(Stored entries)
## START

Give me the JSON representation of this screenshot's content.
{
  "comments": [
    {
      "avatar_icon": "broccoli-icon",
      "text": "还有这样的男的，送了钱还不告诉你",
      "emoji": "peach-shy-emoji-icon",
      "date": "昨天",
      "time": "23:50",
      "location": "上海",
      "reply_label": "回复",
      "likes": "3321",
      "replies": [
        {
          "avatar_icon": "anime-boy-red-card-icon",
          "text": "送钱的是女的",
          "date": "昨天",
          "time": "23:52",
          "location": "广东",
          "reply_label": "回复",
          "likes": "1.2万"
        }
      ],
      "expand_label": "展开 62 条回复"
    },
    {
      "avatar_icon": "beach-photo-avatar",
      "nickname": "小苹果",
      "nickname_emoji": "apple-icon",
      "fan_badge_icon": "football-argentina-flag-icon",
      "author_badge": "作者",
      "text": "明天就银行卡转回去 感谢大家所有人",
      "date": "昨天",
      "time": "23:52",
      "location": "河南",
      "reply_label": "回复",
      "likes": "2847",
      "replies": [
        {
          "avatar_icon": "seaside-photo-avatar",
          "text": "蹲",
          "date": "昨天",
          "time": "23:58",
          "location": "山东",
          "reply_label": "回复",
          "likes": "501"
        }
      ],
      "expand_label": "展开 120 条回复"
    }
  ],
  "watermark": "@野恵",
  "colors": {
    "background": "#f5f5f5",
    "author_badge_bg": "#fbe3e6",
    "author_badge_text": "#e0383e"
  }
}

## END

Select the lines from the entries that include the word "location".

EXERCISE ANSWER:
      "location": "上海",
          "location": "广东",
      "location": "河南",
          "location": "山东",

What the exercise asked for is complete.